**EXERCISE**
Using the word "intressant" as the filter, copy each matching line from the records.

**THE DATA**
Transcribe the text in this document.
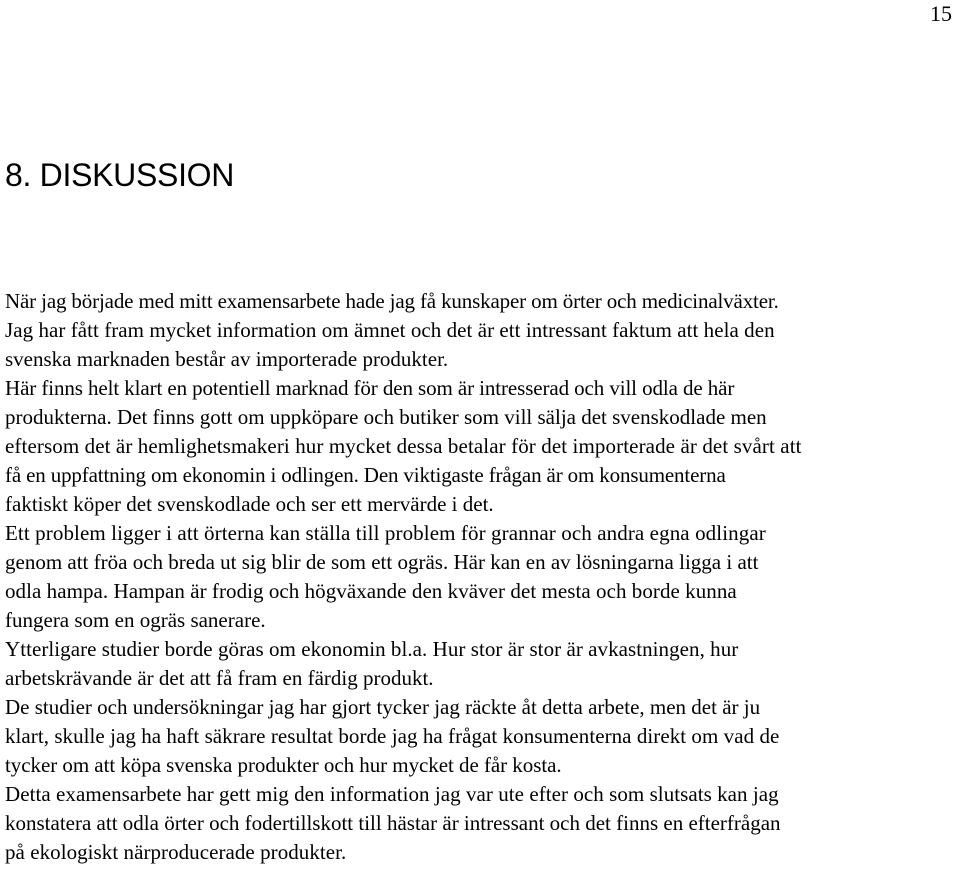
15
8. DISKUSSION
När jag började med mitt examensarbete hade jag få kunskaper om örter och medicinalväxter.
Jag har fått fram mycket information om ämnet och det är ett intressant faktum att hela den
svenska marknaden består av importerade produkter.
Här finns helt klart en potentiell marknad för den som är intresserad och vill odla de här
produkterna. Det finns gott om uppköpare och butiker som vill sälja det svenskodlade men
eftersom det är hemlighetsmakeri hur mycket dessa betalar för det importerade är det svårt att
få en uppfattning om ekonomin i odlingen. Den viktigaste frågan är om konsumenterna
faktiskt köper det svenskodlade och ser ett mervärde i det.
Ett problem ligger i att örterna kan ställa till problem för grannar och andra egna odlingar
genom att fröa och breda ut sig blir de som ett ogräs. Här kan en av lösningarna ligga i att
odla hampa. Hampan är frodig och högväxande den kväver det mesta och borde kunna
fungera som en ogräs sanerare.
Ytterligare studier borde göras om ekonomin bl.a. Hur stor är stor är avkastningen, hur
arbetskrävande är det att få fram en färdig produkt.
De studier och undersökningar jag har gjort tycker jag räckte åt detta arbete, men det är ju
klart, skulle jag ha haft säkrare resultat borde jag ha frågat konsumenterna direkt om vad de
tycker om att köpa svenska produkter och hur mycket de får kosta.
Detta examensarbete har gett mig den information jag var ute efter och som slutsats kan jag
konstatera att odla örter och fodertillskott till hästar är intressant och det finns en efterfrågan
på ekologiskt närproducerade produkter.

**TASK RESULT**
Jag har fått fram mycket information om ämnet och det är ett intressant faktum att hela den
konstatera att odla örter och fodertillskott till hästar är intressant och det finns en efterfrågan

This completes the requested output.